» **Exercise prompt**
State only the number of lines that include "الديمقراطية".

» **Entries shown**

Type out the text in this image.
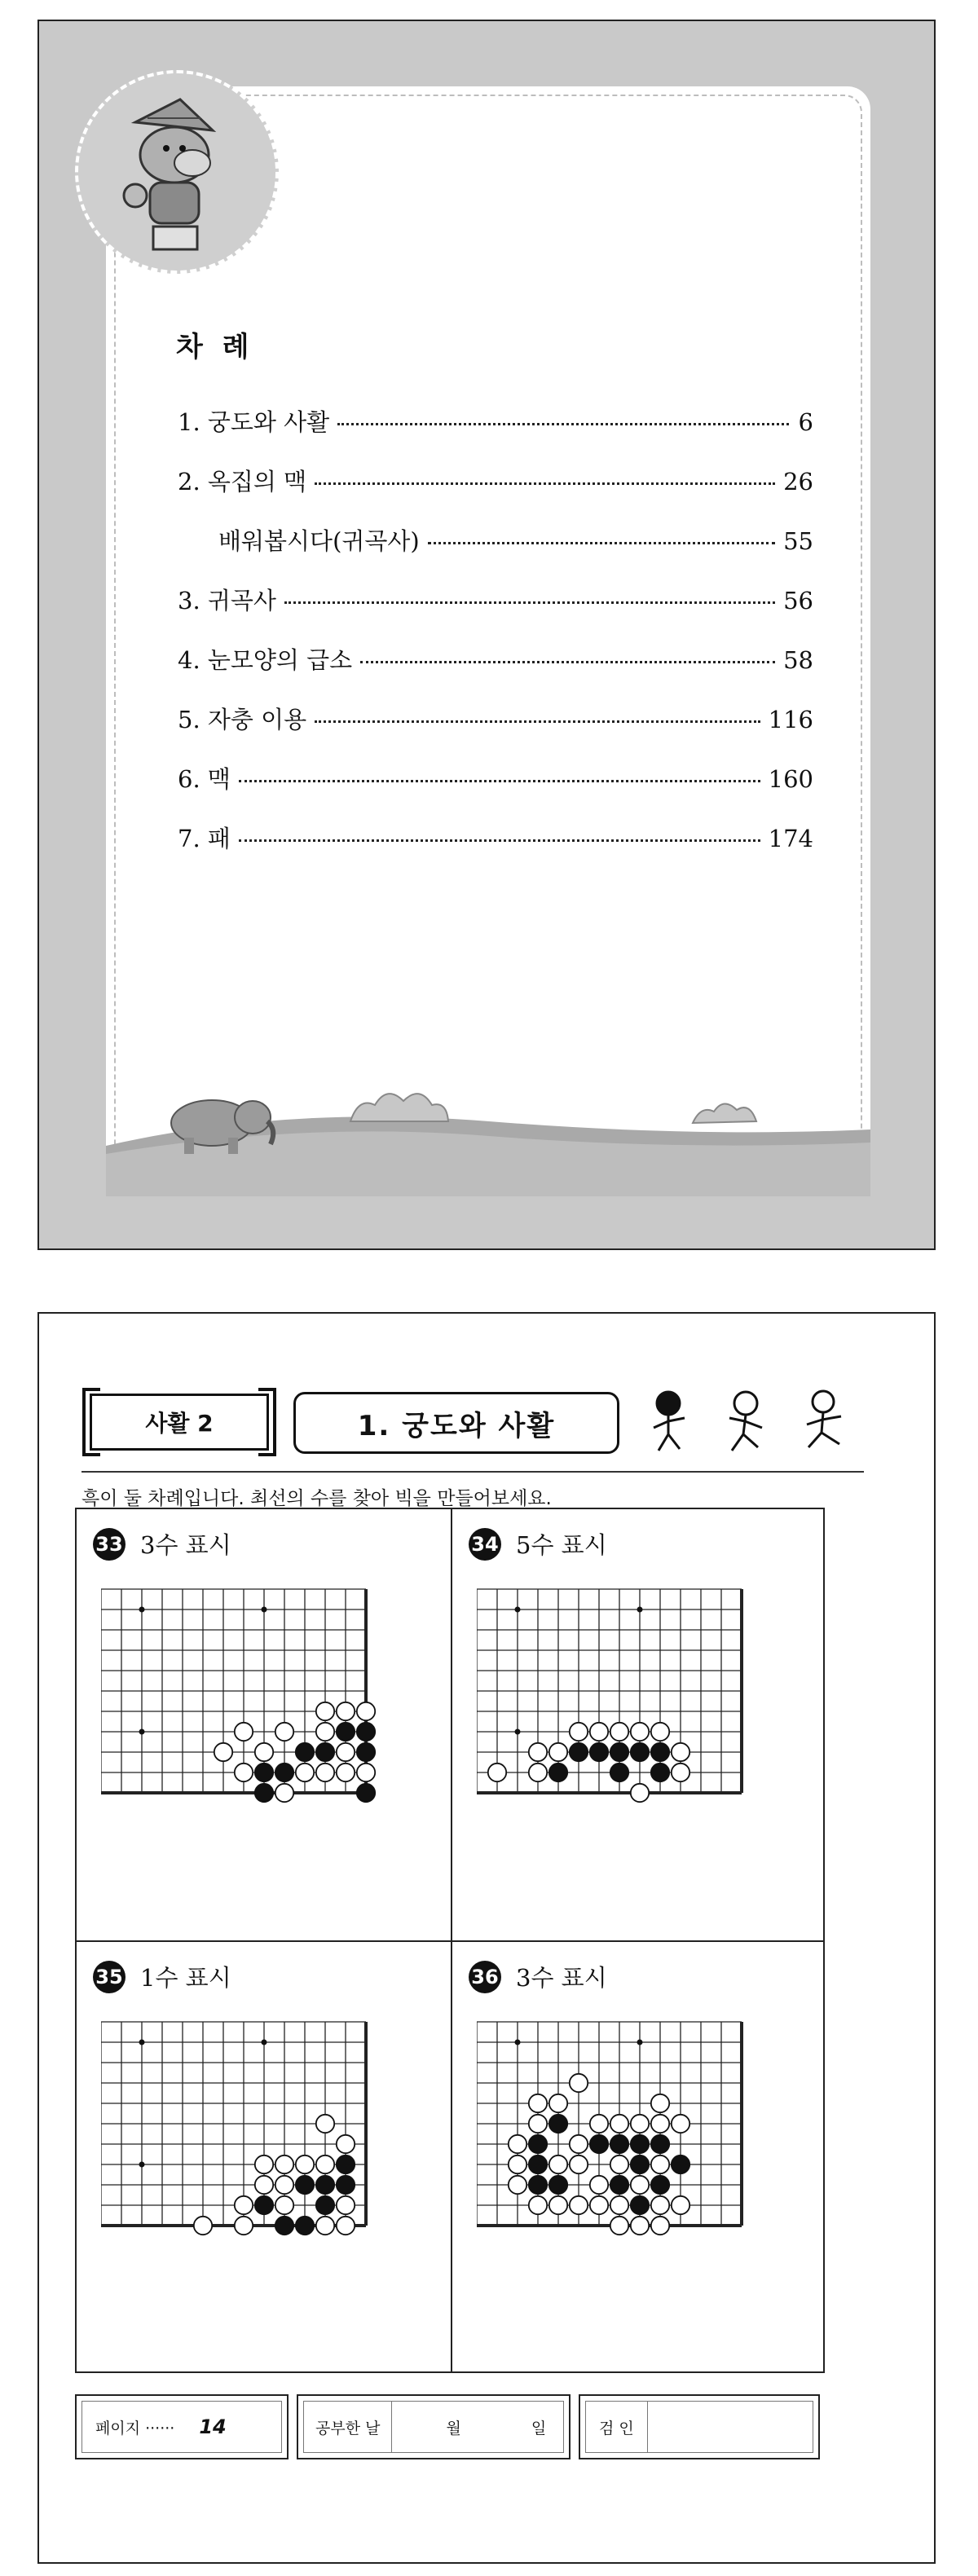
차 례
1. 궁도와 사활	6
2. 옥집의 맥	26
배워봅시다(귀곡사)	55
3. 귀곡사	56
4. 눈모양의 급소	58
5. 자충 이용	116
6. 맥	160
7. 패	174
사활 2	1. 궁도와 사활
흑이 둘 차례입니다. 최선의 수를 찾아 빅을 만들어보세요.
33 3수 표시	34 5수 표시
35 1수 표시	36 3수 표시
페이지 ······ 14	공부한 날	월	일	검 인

---

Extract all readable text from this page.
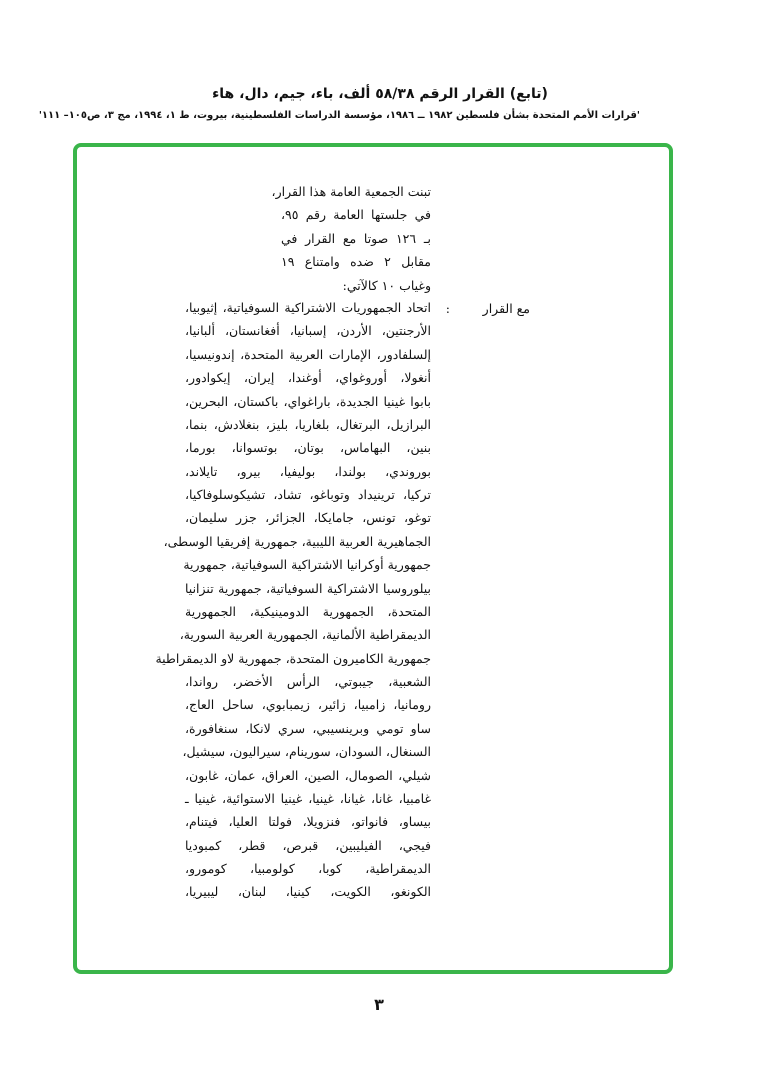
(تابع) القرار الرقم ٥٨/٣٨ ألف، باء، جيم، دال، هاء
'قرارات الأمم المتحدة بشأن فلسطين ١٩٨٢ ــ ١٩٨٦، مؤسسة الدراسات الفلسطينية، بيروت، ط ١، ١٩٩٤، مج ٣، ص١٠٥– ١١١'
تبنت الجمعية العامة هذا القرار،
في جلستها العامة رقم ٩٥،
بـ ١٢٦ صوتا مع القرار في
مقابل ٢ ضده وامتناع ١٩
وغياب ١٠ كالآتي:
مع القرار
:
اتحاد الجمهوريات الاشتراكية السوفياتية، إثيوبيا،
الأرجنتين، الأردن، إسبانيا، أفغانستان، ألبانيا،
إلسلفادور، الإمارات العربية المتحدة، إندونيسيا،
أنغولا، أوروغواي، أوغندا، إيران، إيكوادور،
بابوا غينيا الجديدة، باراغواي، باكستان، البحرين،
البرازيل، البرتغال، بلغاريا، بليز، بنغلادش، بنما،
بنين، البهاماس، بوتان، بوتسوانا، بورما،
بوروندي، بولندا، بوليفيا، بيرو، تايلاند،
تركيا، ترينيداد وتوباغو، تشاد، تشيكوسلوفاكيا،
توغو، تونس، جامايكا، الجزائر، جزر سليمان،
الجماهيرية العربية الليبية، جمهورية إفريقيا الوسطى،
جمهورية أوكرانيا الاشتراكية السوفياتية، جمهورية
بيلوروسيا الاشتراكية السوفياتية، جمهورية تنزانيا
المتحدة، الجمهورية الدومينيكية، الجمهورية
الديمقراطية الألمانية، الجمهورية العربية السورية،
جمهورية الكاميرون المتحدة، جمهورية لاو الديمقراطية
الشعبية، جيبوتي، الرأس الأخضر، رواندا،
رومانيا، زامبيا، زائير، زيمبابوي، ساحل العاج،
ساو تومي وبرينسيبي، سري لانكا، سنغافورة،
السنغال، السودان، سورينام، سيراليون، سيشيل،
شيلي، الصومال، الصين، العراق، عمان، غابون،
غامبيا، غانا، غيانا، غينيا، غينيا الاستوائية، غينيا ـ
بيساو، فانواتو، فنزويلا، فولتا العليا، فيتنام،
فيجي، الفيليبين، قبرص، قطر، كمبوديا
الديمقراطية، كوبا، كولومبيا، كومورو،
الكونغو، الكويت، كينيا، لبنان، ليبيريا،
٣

» **Reply**
3